Report only the number of lines that hold the word "title".

________________________

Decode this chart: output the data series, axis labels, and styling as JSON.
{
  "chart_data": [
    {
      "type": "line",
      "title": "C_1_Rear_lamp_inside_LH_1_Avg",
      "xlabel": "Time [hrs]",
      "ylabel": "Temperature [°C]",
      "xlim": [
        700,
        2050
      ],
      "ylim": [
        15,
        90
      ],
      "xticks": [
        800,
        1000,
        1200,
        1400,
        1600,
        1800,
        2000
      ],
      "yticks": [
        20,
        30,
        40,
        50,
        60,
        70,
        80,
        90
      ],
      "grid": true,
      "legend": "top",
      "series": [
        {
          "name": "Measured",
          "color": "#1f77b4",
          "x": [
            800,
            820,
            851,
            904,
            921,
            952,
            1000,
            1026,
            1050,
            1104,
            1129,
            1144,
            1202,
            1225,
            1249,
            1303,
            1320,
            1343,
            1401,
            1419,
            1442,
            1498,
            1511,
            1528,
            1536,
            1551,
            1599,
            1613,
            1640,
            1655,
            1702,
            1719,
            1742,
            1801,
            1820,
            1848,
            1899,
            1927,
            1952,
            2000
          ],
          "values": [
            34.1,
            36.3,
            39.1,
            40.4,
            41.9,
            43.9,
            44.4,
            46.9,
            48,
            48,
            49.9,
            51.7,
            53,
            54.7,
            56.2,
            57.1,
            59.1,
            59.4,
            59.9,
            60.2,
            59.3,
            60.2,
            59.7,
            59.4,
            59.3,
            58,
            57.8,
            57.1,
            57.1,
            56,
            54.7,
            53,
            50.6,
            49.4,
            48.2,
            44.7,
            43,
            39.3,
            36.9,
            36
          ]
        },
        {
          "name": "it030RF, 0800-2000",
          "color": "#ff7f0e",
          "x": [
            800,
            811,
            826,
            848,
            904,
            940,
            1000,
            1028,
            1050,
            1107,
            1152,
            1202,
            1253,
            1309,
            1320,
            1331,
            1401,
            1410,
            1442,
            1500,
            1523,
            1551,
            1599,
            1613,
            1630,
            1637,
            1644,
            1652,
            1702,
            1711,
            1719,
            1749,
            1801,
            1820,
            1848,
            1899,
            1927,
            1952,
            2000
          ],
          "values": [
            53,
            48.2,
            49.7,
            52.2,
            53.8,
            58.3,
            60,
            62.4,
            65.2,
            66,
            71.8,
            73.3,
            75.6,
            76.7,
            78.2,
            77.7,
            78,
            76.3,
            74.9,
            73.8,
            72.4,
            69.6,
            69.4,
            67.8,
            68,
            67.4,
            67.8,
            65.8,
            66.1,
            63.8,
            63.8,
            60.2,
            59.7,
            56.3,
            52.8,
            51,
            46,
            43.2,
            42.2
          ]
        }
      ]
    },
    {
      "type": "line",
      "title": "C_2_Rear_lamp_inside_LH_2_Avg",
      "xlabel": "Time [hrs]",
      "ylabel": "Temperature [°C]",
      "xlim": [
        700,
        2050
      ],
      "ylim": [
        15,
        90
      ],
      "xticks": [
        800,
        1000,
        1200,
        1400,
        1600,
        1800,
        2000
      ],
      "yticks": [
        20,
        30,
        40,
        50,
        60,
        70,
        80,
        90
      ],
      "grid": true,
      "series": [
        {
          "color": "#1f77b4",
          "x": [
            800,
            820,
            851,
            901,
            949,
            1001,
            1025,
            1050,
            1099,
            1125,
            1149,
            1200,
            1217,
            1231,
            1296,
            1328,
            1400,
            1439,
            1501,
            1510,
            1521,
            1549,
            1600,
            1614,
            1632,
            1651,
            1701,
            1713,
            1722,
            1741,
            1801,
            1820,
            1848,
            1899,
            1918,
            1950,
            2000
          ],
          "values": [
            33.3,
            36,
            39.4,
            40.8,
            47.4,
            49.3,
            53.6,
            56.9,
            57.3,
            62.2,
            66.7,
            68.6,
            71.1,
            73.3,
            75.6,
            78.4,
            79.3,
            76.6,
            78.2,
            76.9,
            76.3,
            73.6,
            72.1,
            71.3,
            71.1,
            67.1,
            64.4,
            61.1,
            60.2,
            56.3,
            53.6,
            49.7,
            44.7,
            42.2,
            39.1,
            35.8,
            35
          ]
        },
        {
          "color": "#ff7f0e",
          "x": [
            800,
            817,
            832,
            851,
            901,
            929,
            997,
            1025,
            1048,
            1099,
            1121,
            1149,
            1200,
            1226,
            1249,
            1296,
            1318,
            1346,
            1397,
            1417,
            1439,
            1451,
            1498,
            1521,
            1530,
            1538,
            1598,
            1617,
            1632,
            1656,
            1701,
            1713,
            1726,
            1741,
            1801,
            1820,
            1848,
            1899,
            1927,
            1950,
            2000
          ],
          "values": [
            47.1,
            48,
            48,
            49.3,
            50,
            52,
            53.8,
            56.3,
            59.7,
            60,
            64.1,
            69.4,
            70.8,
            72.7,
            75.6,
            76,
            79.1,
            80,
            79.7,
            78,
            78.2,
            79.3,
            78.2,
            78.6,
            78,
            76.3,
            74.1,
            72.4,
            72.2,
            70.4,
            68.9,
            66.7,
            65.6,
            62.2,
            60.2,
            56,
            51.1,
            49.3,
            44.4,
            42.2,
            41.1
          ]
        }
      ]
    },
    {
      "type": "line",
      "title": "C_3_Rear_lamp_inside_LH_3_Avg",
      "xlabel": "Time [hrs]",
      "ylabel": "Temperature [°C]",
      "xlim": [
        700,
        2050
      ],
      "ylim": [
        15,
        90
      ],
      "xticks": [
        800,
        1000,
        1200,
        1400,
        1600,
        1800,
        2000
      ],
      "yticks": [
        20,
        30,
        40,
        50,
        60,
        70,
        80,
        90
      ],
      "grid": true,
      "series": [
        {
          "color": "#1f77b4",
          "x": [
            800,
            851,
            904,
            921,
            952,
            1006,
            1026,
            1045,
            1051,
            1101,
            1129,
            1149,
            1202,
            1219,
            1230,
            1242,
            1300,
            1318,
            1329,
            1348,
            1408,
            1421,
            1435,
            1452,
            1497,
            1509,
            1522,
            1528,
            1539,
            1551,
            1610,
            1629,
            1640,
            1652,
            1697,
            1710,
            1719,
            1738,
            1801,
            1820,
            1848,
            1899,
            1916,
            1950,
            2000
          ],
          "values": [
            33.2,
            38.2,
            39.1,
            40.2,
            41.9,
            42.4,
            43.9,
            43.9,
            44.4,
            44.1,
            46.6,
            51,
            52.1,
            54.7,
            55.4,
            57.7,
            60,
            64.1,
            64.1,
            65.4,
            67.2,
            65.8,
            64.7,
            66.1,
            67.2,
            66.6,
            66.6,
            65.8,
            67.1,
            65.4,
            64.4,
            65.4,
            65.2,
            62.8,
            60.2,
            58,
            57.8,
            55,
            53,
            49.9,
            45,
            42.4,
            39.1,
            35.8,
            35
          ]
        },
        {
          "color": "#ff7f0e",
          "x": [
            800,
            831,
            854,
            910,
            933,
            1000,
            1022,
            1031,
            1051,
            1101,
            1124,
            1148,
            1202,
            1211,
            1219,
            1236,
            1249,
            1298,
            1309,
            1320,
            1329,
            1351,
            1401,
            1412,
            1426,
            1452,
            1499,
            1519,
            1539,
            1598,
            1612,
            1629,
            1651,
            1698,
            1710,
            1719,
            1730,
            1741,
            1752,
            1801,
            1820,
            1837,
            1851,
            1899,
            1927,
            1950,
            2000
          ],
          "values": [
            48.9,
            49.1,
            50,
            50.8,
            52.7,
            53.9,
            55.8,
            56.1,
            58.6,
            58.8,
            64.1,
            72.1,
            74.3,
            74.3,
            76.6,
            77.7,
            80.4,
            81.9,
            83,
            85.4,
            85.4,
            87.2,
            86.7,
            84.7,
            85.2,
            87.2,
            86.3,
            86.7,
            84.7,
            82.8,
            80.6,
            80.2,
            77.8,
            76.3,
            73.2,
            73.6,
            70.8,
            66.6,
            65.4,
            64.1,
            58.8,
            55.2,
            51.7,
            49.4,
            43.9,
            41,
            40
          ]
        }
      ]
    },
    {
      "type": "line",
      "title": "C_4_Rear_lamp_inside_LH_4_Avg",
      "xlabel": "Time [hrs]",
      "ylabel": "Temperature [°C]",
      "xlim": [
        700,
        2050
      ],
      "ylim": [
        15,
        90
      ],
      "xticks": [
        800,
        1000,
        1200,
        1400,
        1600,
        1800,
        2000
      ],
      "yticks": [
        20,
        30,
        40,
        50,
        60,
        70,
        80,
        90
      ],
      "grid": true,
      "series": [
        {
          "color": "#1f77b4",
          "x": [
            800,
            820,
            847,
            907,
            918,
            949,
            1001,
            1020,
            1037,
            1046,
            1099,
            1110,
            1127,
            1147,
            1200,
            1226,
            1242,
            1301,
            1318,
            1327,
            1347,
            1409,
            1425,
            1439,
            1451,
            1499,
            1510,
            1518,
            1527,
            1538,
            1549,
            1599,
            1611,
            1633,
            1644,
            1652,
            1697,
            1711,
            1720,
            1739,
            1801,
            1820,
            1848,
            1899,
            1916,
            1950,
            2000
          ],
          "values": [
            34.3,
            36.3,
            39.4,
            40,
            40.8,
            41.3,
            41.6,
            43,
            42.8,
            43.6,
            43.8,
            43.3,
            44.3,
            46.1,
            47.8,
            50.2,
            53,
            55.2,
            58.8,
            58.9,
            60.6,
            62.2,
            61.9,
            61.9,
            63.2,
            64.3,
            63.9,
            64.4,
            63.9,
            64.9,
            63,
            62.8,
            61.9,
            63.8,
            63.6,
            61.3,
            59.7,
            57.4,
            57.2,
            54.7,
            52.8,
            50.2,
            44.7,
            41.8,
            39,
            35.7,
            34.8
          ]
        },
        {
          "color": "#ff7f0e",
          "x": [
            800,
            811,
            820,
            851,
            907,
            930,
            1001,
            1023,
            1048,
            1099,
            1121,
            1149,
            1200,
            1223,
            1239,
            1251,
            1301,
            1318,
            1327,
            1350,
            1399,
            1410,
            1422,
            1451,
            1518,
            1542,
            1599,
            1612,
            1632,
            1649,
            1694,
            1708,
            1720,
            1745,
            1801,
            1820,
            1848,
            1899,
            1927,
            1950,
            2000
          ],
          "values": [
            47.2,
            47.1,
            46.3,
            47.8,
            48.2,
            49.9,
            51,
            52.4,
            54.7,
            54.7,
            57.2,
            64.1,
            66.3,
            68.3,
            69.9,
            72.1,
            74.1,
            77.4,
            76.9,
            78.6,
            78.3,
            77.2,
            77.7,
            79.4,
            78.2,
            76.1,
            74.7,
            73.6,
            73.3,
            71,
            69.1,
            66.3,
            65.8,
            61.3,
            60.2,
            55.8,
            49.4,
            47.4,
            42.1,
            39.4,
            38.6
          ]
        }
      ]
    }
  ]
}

________________________

◆ Task answer ◆
4